* Instruction: In this exercise, return the whole listing exactly, excluding any images.

--- BEGIN Stored data ---

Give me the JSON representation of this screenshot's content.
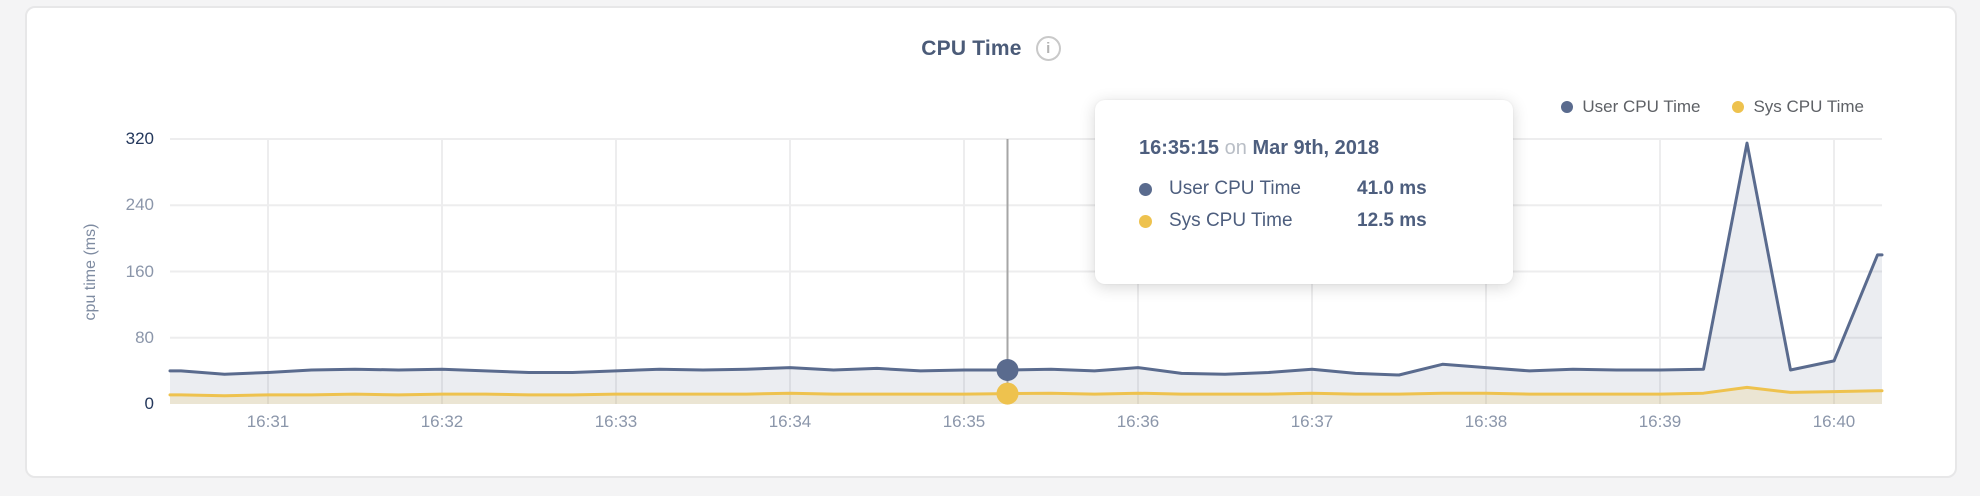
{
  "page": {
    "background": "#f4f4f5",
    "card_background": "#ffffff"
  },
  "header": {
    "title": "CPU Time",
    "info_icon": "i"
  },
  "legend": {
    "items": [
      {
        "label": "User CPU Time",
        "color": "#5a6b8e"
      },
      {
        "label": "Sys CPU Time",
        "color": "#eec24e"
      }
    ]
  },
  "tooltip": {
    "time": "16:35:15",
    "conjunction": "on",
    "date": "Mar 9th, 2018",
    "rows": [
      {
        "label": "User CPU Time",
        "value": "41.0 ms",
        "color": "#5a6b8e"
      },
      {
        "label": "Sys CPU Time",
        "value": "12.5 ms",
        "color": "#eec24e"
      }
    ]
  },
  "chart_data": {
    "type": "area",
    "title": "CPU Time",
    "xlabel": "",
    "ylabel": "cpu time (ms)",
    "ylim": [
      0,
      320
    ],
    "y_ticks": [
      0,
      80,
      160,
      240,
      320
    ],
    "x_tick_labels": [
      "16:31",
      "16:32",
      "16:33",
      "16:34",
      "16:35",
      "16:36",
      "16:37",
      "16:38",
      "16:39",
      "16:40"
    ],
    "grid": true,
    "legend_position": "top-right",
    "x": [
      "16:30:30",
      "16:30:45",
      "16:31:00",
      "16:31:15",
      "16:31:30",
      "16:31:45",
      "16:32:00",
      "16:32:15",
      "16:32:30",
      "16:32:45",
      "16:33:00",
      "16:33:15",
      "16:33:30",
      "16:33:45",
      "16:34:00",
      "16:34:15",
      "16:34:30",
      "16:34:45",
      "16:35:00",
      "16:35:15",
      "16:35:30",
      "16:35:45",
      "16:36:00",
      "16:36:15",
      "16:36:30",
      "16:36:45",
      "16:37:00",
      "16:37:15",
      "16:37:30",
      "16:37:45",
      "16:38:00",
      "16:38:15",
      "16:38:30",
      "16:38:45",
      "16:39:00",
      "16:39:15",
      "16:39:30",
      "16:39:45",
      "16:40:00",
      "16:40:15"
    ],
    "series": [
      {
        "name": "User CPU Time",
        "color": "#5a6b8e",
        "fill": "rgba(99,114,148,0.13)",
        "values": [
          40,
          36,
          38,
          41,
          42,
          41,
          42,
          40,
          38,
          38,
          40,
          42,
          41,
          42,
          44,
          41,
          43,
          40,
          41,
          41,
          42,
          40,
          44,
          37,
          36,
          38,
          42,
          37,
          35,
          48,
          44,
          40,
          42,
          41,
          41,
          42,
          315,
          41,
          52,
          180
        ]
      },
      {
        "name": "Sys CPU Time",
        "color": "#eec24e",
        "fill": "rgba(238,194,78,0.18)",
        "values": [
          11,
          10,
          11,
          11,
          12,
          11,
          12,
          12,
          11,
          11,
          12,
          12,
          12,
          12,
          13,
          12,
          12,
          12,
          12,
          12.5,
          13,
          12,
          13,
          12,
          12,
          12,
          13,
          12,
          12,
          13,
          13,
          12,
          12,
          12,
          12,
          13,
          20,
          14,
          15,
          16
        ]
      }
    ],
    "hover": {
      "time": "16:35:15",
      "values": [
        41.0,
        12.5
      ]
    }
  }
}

--- END Stored data ---

* The output:
Give me the JSON representation of this screenshot's content.
{
  "page": {
    "background": "#f4f4f5",
    "card_background": "#ffffff"
  },
  "header": {
    "title": "CPU Time",
    "info_icon": "i"
  },
  "legend": {
    "items": [
      {
        "label": "User CPU Time",
        "color": "#5a6b8e"
      },
      {
        "label": "Sys CPU Time",
        "color": "#eec24e"
      }
    ]
  },
  "tooltip": {
    "time": "16:35:15",
    "conjunction": "on",
    "date": "Mar 9th, 2018",
    "rows": [
      {
        "label": "User CPU Time",
        "value": "41.0 ms",
        "color": "#5a6b8e"
      },
      {
        "label": "Sys CPU Time",
        "value": "12.5 ms",
        "color": "#eec24e"
      }
    ]
  },
  "chart_data": {
    "type": "area",
    "title": "CPU Time",
    "xlabel": "",
    "ylabel": "cpu time (ms)",
    "ylim": [
      0,
      320
    ],
    "y_ticks": [
      0,
      80,
      160,
      240,
      320
    ],
    "x_tick_labels": [
      "16:31",
      "16:32",
      "16:33",
      "16:34",
      "16:35",
      "16:36",
      "16:37",
      "16:38",
      "16:39",
      "16:40"
    ],
    "grid": true,
    "legend_position": "top-right",
    "x": [
      "16:30:30",
      "16:30:45",
      "16:31:00",
      "16:31:15",
      "16:31:30",
      "16:31:45",
      "16:32:00",
      "16:32:15",
      "16:32:30",
      "16:32:45",
      "16:33:00",
      "16:33:15",
      "16:33:30",
      "16:33:45",
      "16:34:00",
      "16:34:15",
      "16:34:30",
      "16:34:45",
      "16:35:00",
      "16:35:15",
      "16:35:30",
      "16:35:45",
      "16:36:00",
      "16:36:15",
      "16:36:30",
      "16:36:45",
      "16:37:00",
      "16:37:15",
      "16:37:30",
      "16:37:45",
      "16:38:00",
      "16:38:15",
      "16:38:30",
      "16:38:45",
      "16:39:00",
      "16:39:15",
      "16:39:30",
      "16:39:45",
      "16:40:00",
      "16:40:15"
    ],
    "series": [
      {
        "name": "User CPU Time",
        "color": "#5a6b8e",
        "fill": "rgba(99,114,148,0.13)",
        "values": [
          40,
          36,
          38,
          41,
          42,
          41,
          42,
          40,
          38,
          38,
          40,
          42,
          41,
          42,
          44,
          41,
          43,
          40,
          41,
          41,
          42,
          40,
          44,
          37,
          36,
          38,
          42,
          37,
          35,
          48,
          44,
          40,
          42,
          41,
          41,
          42,
          315,
          41,
          52,
          180
        ]
      },
      {
        "name": "Sys CPU Time",
        "color": "#eec24e",
        "fill": "rgba(238,194,78,0.18)",
        "values": [
          11,
          10,
          11,
          11,
          12,
          11,
          12,
          12,
          11,
          11,
          12,
          12,
          12,
          12,
          13,
          12,
          12,
          12,
          12,
          12.5,
          13,
          12,
          13,
          12,
          12,
          12,
          13,
          12,
          12,
          13,
          13,
          12,
          12,
          12,
          12,
          13,
          20,
          14,
          15,
          16
        ]
      }
    ],
    "hover": {
      "time": "16:35:15",
      "values": [
        41.0,
        12.5
      ]
    }
  }
}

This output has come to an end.